*** Stored rows ***

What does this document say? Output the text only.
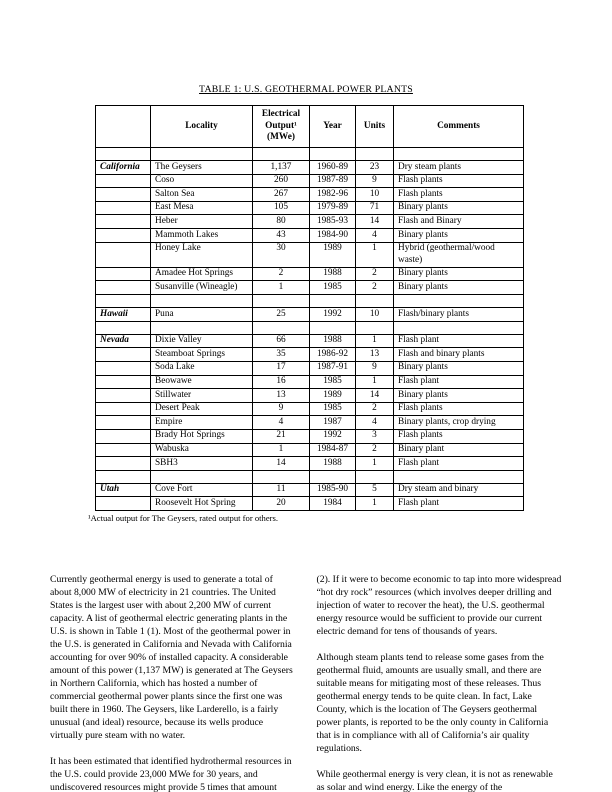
TABLE 1: U.S. GEOTHERMAL POWER PLANTS
	Locality	Electrical Output¹ (MWe)	Year	Units	Comments

California	The Geysers	1,137	1960-89	23	Dry steam plants
	Coso	260	1987-89	9	Flash plants
	Salton Sea	267	1982-96	10	Flash plants
	East Mesa	105	1979-89	71	Binary plants
	Heber	80	1985-93	14	Flash and Binary
	Mammoth Lakes	43	1984-90	4	Binary plants
	Honey Lake	30	1989	1	Hybrid (geothermal/wood waste)
	Amadee Hot Springs	2	1988	2	Binary plants
	Susanville (Wineagle)	1	1985	2	Binary plants

Hawaii	Puna	25	1992	10	Flash/binary plants

Nevada	Dixie Valley	66	1988	1	Flash plant
	Steamboat Springs	35	1986-92	13	Flash and binary plants
	Soda Lake	17	1987-91	9	Binary plants
	Beowawe	16	1985	1	Flash plant
	Stillwater	13	1989	14	Binary plants
	Desert Peak	9	1985	2	Flash plants
	Empire	4	1987	4	Binary plants, crop drying
	Brady Hot Springs	21	1992	3	Flash plants
	Wabuska	1	1984-87	2	Binary plant
	SBH3	14	1988	1	Flash plant

Utah	Cove Fort	11	1985-90	5	Dry steam and binary
	Roosevelt Hot Spring	20	1984	1	Flash plant
¹Actual output for The Geysers, rated output for others.

Currently geothermal energy is used to generate a total of about 8,000 MW of electricity in 21 countries. The United States is the largest user with about 2,200 MW of current capacity. A list of geothermal electric generating plants in the U.S. is shown in Table 1 (1). Most of the geothermal power in the U.S. is generated in California and Nevada with California accounting for over 90% of installed capacity. A considerable amount of this power (1,137 MW) is generated at The Geysers in Northern California, which has hosted a number of commercial geothermal power plants since the first one was built there in 1960. The Geysers, like Larderello, is a fairly unusual (and ideal) resource, because its wells produce virtually pure steam with no water.

It has been estimated that identified hydrothermal resources in the U.S. could provide 23,000 MWe for 30 years, and undiscovered resources might provide 5 times that amount

(2). If it were to become economic to tap into more widespread “hot dry rock” resources (which involves deeper drilling and injection of water to recover the heat), the U.S. geothermal energy resource would be sufficient to provide our current electric demand for tens of thousands of years.

Although steam plants tend to release some gases from the geothermal fluid, amounts are usually small, and there are suitable means for mitigating most of these releases. Thus geothermal energy tends to be quite clean. In fact, Lake County, which is the location of The Geysers geothermal power plants, is reported to be the only county in California that is in compliance with all of California’s air quality regulations.

While geothermal energy is very clean, it is not as renewable as solar and wind energy. Like the energy of the
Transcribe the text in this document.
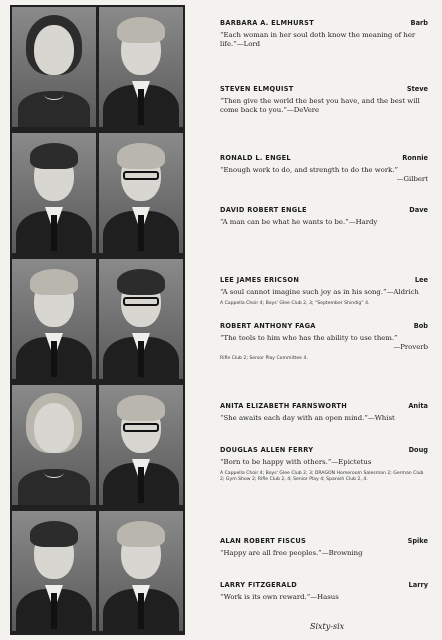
BARBARA A. ELMHURST	Barb
“Each woman in her soul doth know the meaning of her life.”—Lord
STEVEN ELMQUIST	Steve
“Then give the world the best you have, and the best will come back to you.”—DeVere
RONALD L. ENGEL	Ronnie
“Enough work to do, and strength to do the work.”
—Gilbert
DAVID ROBERT ENGLE	Dave
“A man can be what he wants to be.”—Hardy
LEE JAMES ERICSON	Lee
“A soul cannot imagine such joy as in his song.”—Aldrich
A Cappella Choir 4; Boys' Glee Club 2, 3; “September Shindig” 4.
ROBERT ANTHONY FAGA	Bob
“The tools to him who has the ability to use them.”
—Proverb
Rifle Club 2; Senior Play Committee 4.
ANITA ELIZABETH FARNSWORTH	Anita
“She awaits each day with an open mind.”—Whist
DOUGLAS ALLEN FERRY	Doug
“Born to be happy with others.”—Epictetus
A Cappella Choir 4; Boys' Glee Club 2, 3; DRAGON Homeroom Salesman 2; German Club 2; Gym Show 2; Rifle Club 2, 4; Senior Play 4; Spanish Club 2, 4.
ALAN ROBERT FISCUS	Spike
“Happy are all free peoples.”—Browning
LARRY FITZGERALD	Larry
“Work is its own reward.”—Hasus
Sixty-six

***

Set task =>
Here the job is to quote the lines from the one with "Transcribe the text in this document." through the end of the material, both included, exactly; please skip the pictures.

Result =>
Transcribe the text in this document.
BARBARA A. ELMHURST	Barb
“Each woman in her soul doth know the meaning of her life.”—Lord
STEVEN ELMQUIST	Steve
“Then give the world the best you have, and the best will come back to you.”—DeVere
RONALD L. ENGEL	Ronnie
“Enough work to do, and strength to do the work.”
—Gilbert
DAVID ROBERT ENGLE	Dave
“A man can be what he wants to be.”—Hardy
LEE JAMES ERICSON	Lee
“A soul cannot imagine such joy as in his song.”—Aldrich
A Cappella Choir 4; Boys' Glee Club 2, 3; “September Shindig” 4.
ROBERT ANTHONY FAGA	Bob
“The tools to him who has the ability to use them.”
—Proverb
Rifle Club 2; Senior Play Committee 4.
ANITA ELIZABETH FARNSWORTH	Anita
“She awaits each day with an open mind.”—Whist
DOUGLAS ALLEN FERRY	Doug
“Born to be happy with others.”—Epictetus
A Cappella Choir 4; Boys' Glee Club 2, 3; DRAGON Homeroom Salesman 2; German Club 2; Gym Show 2; Rifle Club 2, 4; Senior Play 4; Spanish Club 2, 4.
ALAN ROBERT FISCUS	Spike
“Happy are all free peoples.”—Browning
LARRY FITZGERALD	Larry
“Work is its own reward.”—Hasus
Sixty-six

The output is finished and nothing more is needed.